# Set problem
Repeat the lines below exactly as they appear, but leave out the images.

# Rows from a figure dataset
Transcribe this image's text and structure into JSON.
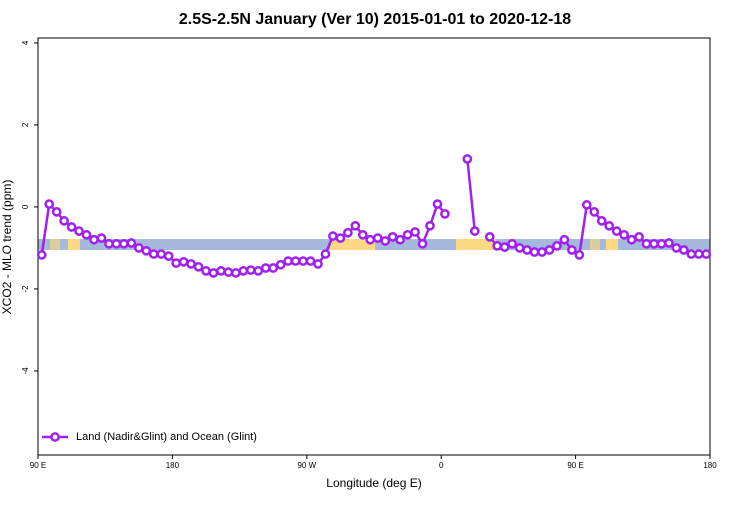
{
  "chart_data": {
    "type": "line",
    "title": "2.5S-2.5N January (Ver 10)   2015-01-01 to 2020-12-18",
    "x_label": "Longitude (deg E)",
    "y_label": "XCO2 - MLO trend (ppm)",
    "x": [
      92.5,
      97.5,
      102.5,
      107.5,
      112.5,
      117.5,
      122.5,
      127.5,
      132.5,
      137.5,
      142.5,
      147.5,
      152.5,
      157.5,
      162.5,
      167.5,
      172.5,
      177.5,
      182.5,
      187.5,
      192.5,
      197.5,
      202.5,
      207.5,
      212.5,
      217.5,
      222.5,
      227.5,
      232.5,
      237.5,
      242.5,
      247.5,
      252.5,
      257.5,
      262.5,
      267.5,
      272.5,
      277.5,
      282.5,
      287.5,
      292.5,
      297.5,
      302.5,
      307.5,
      312.5,
      317.5,
      322.5,
      327.5,
      332.5,
      337.5,
      342.5,
      347.5,
      352.5,
      357.5,
      362.5,
      367.5,
      372.5,
      377.5,
      382.5,
      387.5,
      392.5,
      397.5,
      402.5,
      407.5,
      412.5,
      417.5,
      422.5,
      427.5,
      432.5,
      437.5,
      442.5,
      447.5,
      452.5,
      457.5,
      462.5,
      467.5,
      472.5,
      477.5,
      482.5,
      487.5,
      492.5,
      497.5,
      502.5,
      507.5,
      512.5,
      517.5,
      522.5,
      527.5,
      532.5,
      537.5
    ],
    "series": [
      {
        "name": "Land (Nadir&Glint) and Ocean (Glint)",
        "color": "#a020f0",
        "values": [
          -1.17,
          0.07,
          -0.12,
          -0.34,
          -0.49,
          -0.59,
          -0.68,
          -0.8,
          -0.76,
          -0.9,
          -0.9,
          -0.9,
          -0.88,
          -1.0,
          -1.07,
          -1.15,
          -1.15,
          -1.2,
          -1.37,
          -1.34,
          -1.39,
          -1.46,
          -1.56,
          -1.61,
          -1.56,
          -1.59,
          -1.61,
          -1.56,
          -1.54,
          -1.56,
          -1.49,
          -1.49,
          -1.41,
          -1.32,
          -1.32,
          -1.32,
          -1.32,
          -1.39,
          -1.15,
          -0.71,
          -0.76,
          -0.63,
          -0.46,
          -0.68,
          -0.8,
          -0.76,
          -0.83,
          -0.73,
          -0.8,
          -0.68,
          -0.61,
          -0.9,
          -0.46,
          0.07,
          -0.17,
          null,
          null,
          1.17,
          -0.59,
          null,
          -0.73,
          -0.95,
          -0.98,
          -0.9,
          -1.0,
          -1.05,
          -1.1,
          -1.1,
          -1.05,
          -0.95,
          -0.8,
          -1.05,
          -1.17,
          0.05,
          -0.12,
          -0.34,
          -0.46,
          -0.59,
          -0.68,
          -0.8,
          -0.73,
          -0.9,
          -0.9,
          -0.9,
          -0.88,
          -1.0,
          -1.05,
          -1.15,
          -1.15,
          -1.15
        ]
      }
    ],
    "xlim": [
      90,
      540
    ],
    "xticks": [
      {
        "value": 90,
        "label": "90 E"
      },
      180,
      {
        "value": 270,
        "label": "90 W"
      },
      {
        "value": 360,
        "label": "0"
      },
      {
        "value": 450,
        "label": "90 E"
      },
      {
        "value": 540,
        "label": "180"
      }
    ],
    "ylim": [
      -6.05,
      4.12
    ],
    "yticks": [
      4,
      2,
      0,
      -2,
      -4
    ],
    "legend_position": "bottomleft"
  }
}
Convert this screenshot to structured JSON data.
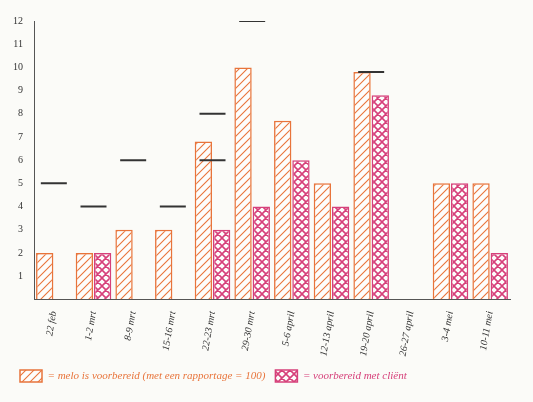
{
  "chart_data": {
    "type": "bar",
    "categories": [
      "22 feb",
      "1-2 mrt",
      "8-9 mrt",
      "15-16 mrt",
      "22-23 mrt",
      "29-30 mrt",
      "5-6 april",
      "12-13 april",
      "19-20 april",
      "26-27 april",
      "3-4 mei",
      "10-11 mei"
    ],
    "series": [
      {
        "name": "= melo is voorbereid (met een rapportage = 100)",
        "color": "#e8743b",
        "values": [
          2,
          2,
          3,
          3,
          6.8,
          10,
          7.7,
          5,
          9.8,
          0,
          5,
          5
        ]
      },
      {
        "name": "= voorbereid met cliënt",
        "color": "#d6407a",
        "values": [
          0,
          2,
          0,
          0,
          3,
          4,
          6,
          4,
          8.8,
          0,
          5,
          2
        ]
      },
      {
        "type": "line",
        "marker": "line",
        "line_style": "none",
        "color": "#333333",
        "values": [
          5,
          4,
          6,
          4,
          8,
          12,
          null,
          null,
          9.8,
          null,
          null,
          null
        ]
      },
      {
        "type": "line",
        "marker": "line",
        "line_style": "none",
        "color": "#333333",
        "values": [
          null,
          null,
          null,
          null,
          6,
          null,
          null,
          null,
          null,
          null,
          null,
          null
        ]
      }
    ],
    "ylim": [
      0,
      12
    ],
    "yticks": [
      1,
      2,
      3,
      4,
      5,
      6,
      7,
      8,
      9,
      10,
      11,
      12
    ],
    "grid": false,
    "legend": "bottom"
  }
}
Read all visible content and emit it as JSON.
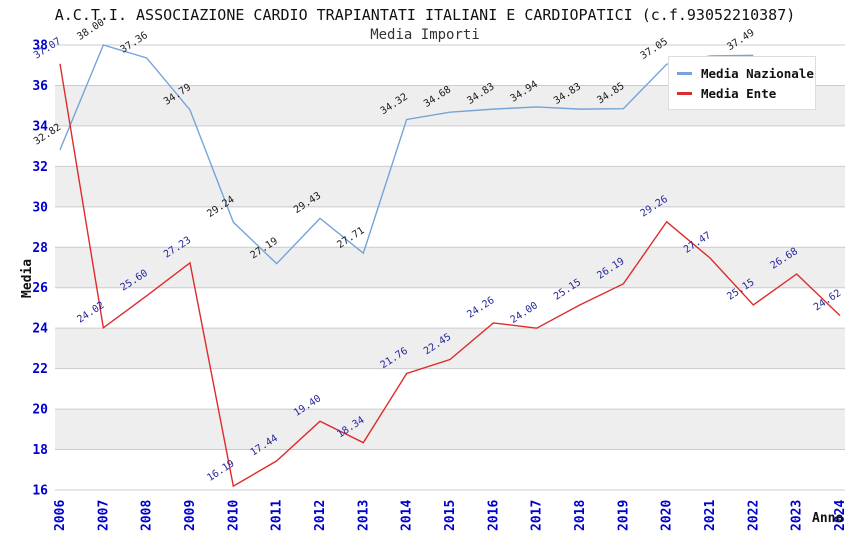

# Solution for this problem
Transcribe this image's text and structure into JSON.
{
  "chart_data": {
    "type": "line",
    "title": "2.5S-2.5N January (Ver 10)   2015-01-01 to 2020-12-18",
    "x_label": "Longitude (deg E)",
    "y_label": "XCO2 - MLO trend (ppm)",
    "x": [
      92.5,
      97.5,
      102.5,
      107.5,
      112.5,
      117.5,
      122.5,
      127.5,
      132.5,
      137.5,
      142.5,
      147.5,
      152.5,
      157.5,
      162.5,
      167.5,
      172.5,
      177.5,
      182.5,
      187.5,
      192.5,
      197.5,
      202.5,
      207.5,
      212.5,
      217.5,
      222.5,
      227.5,
      232.5,
      237.5,
      242.5,
      247.5,
      252.5,
      257.5,
      262.5,
      267.5,
      272.5,
      277.5,
      282.5,
      287.5,
      292.5,
      297.5,
      302.5,
      307.5,
      312.5,
      317.5,
      322.5,
      327.5,
      332.5,
      337.5,
      342.5,
      347.5,
      352.5,
      357.5,
      362.5,
      367.5,
      372.5,
      377.5,
      382.5,
      387.5,
      392.5,
      397.5,
      402.5,
      407.5,
      412.5,
      417.5,
      422.5,
      427.5,
      432.5,
      437.5,
      442.5,
      447.5,
      452.5,
      457.5,
      462.5,
      467.5,
      472.5,
      477.5,
      482.5,
      487.5,
      492.5,
      497.5,
      502.5,
      507.5,
      512.5,
      517.5,
      522.5,
      527.5,
      532.5,
      537.5
    ],
    "series": [
      {
        "name": "Land (Nadir&Glint) and Ocean (Glint)",
        "color": "#a020f0",
        "values": [
          -1.17,
          0.07,
          -0.12,
          -0.34,
          -0.49,
          -0.59,
          -0.68,
          -0.8,
          -0.76,
          -0.9,
          -0.9,
          -0.9,
          -0.88,
          -1.0,
          -1.07,
          -1.15,
          -1.15,
          -1.2,
          -1.37,
          -1.34,
          -1.39,
          -1.46,
          -1.56,
          -1.61,
          -1.56,
          -1.59,
          -1.61,
          -1.56,
          -1.54,
          -1.56,
          -1.49,
          -1.49,
          -1.41,
          -1.32,
          -1.32,
          -1.32,
          -1.32,
          -1.39,
          -1.15,
          -0.71,
          -0.76,
          -0.63,
          -0.46,
          -0.68,
          -0.8,
          -0.76,
          -0.83,
          -0.73,
          -0.8,
          -0.68,
          -0.61,
          -0.9,
          -0.46,
          0.07,
          -0.17,
          null,
          null,
          1.17,
          -0.59,
          null,
          -0.73,
          -0.95,
          -0.98,
          -0.9,
          -1.0,
          -1.05,
          -1.1,
          -1.1,
          -1.05,
          -0.95,
          -0.8,
          -1.05,
          -1.17,
          0.05,
          -0.12,
          -0.34,
          -0.46,
          -0.59,
          -0.68,
          -0.8,
          -0.73,
          -0.9,
          -0.9,
          -0.9,
          -0.88,
          -1.0,
          -1.05,
          -1.15,
          -1.15,
          -1.15
        ]
      }
    ],
    "xlim": [
      90,
      540
    ],
    "xticks": [
      {
        "value": 90,
        "label": "90 E"
      },
      180,
      {
        "value": 270,
        "label": "90 W"
      },
      {
        "value": 360,
        "label": "0"
      },
      {
        "value": 450,
        "label": "90 E"
      },
      {
        "value": 540,
        "label": "180"
      }
    ],
    "ylim": [
      -6.05,
      4.12
    ],
    "yticks": [
      4,
      2,
      0,
      -2,
      -4
    ],
    "legend_position": "bottomleft"
  }
}
Convert this screenshot to structured JSON data.
{
  "chart_data": {
    "type": "bar",
    "categories": [
      "22 feb",
      "1-2 mrt",
      "8-9 mrt",
      "15-16 mrt",
      "22-23 mrt",
      "29-30 mrt",
      "5-6 april",
      "12-13 april",
      "19-20 april",
      "26-27 april",
      "3-4 mei",
      "10-11 mei"
    ],
    "series": [
      {
        "name": "= melo is voorbereid (met een rapportage = 100)",
        "color": "#e8743b",
        "values": [
          2,
          2,
          3,
          3,
          6.8,
          10,
          7.7,
          5,
          9.8,
          0,
          5,
          5
        ]
      },
      {
        "name": "= voorbereid met cliënt",
        "color": "#d6407a",
        "values": [
          0,
          2,
          0,
          0,
          3,
          4,
          6,
          4,
          8.8,
          0,
          5,
          2
        ]
      },
      {
        "type": "line",
        "marker": "line",
        "line_style": "none",
        "color": "#333333",
        "values": [
          5,
          4,
          6,
          4,
          8,
          12,
          null,
          null,
          9.8,
          null,
          null,
          null
        ]
      },
      {
        "type": "line",
        "marker": "line",
        "line_style": "none",
        "color": "#333333",
        "values": [
          null,
          null,
          null,
          null,
          6,
          null,
          null,
          null,
          null,
          null,
          null,
          null
        ]
      }
    ],
    "ylim": [
      0,
      12
    ],
    "yticks": [
      1,
      2,
      3,
      4,
      5,
      6,
      7,
      8,
      9,
      10,
      11,
      12
    ],
    "grid": false,
    "legend": "bottom"
  }
}
Read all visible content and emit it as JSON.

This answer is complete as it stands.